Data listing:
****************************************

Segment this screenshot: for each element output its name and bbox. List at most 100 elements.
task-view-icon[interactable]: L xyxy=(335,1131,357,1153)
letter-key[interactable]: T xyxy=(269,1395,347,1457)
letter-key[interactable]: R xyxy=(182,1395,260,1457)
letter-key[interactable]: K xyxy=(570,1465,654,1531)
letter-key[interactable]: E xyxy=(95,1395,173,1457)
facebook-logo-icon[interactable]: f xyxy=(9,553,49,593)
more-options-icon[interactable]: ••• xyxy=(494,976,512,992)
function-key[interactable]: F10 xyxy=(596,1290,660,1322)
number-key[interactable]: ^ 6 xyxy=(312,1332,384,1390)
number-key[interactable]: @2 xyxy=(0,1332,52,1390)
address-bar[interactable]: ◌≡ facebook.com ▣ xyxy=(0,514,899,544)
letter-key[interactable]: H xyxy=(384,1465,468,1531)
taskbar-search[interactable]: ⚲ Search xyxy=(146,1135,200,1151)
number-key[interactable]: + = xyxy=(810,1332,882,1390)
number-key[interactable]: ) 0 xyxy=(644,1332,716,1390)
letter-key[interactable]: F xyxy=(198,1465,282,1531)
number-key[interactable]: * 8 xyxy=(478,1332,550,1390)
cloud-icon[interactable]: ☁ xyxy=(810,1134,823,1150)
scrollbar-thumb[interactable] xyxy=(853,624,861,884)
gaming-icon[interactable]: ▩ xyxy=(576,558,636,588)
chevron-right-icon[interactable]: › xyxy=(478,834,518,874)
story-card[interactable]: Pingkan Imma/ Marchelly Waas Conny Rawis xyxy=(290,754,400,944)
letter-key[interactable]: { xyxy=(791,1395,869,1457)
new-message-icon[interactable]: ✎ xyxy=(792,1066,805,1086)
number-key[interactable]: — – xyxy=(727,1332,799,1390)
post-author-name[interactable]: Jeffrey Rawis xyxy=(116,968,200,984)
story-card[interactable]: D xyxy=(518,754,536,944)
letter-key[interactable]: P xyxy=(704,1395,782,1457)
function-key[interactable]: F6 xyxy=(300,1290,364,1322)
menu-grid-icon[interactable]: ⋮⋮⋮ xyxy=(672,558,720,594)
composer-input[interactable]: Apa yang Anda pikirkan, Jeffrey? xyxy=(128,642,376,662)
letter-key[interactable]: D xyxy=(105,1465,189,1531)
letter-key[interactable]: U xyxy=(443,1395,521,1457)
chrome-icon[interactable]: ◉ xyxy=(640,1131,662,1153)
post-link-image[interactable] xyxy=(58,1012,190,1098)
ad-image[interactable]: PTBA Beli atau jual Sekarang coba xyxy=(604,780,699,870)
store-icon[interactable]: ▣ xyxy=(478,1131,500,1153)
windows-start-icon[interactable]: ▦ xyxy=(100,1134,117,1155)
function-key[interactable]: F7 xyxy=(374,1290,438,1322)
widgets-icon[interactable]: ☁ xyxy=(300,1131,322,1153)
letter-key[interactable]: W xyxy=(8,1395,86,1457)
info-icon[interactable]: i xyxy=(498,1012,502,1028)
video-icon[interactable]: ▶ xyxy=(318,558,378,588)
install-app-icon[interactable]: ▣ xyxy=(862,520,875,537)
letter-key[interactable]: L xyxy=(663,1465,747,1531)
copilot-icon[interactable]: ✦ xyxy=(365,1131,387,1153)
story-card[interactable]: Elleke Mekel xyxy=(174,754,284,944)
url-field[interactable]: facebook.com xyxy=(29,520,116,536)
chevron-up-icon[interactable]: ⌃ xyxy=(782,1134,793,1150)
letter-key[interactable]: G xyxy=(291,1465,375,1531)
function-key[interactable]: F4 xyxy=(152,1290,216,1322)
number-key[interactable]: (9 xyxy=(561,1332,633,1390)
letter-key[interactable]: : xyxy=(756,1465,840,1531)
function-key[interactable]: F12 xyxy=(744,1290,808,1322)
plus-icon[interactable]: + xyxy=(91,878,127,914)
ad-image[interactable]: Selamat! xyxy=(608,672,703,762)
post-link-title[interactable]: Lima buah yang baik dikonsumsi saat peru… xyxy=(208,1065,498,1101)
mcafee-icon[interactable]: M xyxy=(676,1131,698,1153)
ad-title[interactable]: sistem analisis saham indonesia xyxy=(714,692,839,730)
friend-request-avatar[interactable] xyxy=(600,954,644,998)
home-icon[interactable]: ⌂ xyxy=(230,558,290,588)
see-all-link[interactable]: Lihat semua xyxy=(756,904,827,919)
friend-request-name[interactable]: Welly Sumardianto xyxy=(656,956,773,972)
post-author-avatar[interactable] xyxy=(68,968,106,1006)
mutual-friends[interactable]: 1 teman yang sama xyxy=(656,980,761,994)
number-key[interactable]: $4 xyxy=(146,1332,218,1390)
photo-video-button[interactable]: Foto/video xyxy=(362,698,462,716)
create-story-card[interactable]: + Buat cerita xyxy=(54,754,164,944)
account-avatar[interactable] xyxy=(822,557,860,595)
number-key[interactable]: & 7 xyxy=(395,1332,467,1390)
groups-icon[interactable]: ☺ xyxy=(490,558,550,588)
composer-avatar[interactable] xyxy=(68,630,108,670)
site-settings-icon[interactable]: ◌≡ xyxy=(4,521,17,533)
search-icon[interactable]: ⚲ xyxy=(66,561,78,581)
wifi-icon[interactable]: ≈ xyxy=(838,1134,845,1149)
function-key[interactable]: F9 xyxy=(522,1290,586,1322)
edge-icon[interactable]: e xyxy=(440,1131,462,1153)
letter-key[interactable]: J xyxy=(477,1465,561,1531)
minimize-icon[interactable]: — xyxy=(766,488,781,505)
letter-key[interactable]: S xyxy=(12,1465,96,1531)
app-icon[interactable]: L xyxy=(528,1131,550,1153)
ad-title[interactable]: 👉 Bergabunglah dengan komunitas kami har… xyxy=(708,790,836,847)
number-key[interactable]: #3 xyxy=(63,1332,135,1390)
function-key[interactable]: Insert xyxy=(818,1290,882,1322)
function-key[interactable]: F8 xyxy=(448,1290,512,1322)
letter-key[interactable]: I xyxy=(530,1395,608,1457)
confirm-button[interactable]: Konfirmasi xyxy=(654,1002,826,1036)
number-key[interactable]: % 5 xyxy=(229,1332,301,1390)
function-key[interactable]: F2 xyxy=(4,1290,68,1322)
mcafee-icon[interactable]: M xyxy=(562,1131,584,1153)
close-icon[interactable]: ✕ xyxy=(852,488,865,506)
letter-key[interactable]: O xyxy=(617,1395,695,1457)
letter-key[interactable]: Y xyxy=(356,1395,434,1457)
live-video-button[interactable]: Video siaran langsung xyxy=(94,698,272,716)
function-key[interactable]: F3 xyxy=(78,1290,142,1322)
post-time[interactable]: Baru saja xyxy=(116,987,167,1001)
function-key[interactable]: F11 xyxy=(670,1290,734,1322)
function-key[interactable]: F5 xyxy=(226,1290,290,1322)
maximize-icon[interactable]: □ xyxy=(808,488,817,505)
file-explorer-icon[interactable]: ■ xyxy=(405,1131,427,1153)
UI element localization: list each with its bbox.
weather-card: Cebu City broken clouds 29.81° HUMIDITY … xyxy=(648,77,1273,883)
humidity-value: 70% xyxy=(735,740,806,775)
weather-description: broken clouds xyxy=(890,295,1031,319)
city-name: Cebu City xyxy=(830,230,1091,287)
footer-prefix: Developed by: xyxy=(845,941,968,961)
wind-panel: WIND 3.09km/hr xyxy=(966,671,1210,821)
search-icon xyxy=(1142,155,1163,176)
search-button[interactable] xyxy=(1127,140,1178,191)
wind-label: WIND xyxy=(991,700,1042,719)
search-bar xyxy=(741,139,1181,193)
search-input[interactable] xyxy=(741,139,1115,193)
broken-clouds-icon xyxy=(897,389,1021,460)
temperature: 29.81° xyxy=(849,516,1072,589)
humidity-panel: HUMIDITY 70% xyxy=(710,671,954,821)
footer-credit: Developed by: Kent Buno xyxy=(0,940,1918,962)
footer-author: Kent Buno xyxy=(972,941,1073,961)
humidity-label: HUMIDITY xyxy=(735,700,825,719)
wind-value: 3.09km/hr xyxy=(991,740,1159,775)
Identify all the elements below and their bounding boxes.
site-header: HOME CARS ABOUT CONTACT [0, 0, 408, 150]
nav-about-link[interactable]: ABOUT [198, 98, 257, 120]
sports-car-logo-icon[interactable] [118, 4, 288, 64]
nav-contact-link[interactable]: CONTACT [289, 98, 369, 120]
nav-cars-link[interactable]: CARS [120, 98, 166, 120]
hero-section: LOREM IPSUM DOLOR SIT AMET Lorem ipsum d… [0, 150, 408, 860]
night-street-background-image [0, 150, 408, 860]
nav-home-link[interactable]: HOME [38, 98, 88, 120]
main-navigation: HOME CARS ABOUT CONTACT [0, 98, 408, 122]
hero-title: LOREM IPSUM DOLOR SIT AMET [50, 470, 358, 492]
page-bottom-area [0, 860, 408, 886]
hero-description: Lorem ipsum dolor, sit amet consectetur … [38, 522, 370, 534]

****************************************

What you need to do: Starting at the beginning of the data and ending at the line that contains "number-key[interactable]: ) 0", switch "letter-key" to "alpha-key" and reproduce those lines with everything else unchanged.

Answer to this task:
Segment this screenshot: for each element output its name and bbox. List at most 100 elements.
task-view-icon[interactable]: L xyxy=(335,1131,357,1153)
alpha-key[interactable]: T xyxy=(269,1395,347,1457)
alpha-key[interactable]: R xyxy=(182,1395,260,1457)
alpha-key[interactable]: K xyxy=(570,1465,654,1531)
alpha-key[interactable]: E xyxy=(95,1395,173,1457)
facebook-logo-icon[interactable]: f xyxy=(9,553,49,593)
more-options-icon[interactable]: ••• xyxy=(494,976,512,992)
function-key[interactable]: F10 xyxy=(596,1290,660,1322)
number-key[interactable]: ^ 6 xyxy=(312,1332,384,1390)
number-key[interactable]: @2 xyxy=(0,1332,52,1390)
address-bar[interactable]: ◌≡ facebook.com ▣ xyxy=(0,514,899,544)
alpha-key[interactable]: H xyxy=(384,1465,468,1531)
taskbar-search[interactable]: ⚲ Search xyxy=(146,1135,200,1151)
number-key[interactable]: + = xyxy=(810,1332,882,1390)
number-key[interactable]: ) 0 xyxy=(644,1332,716,1390)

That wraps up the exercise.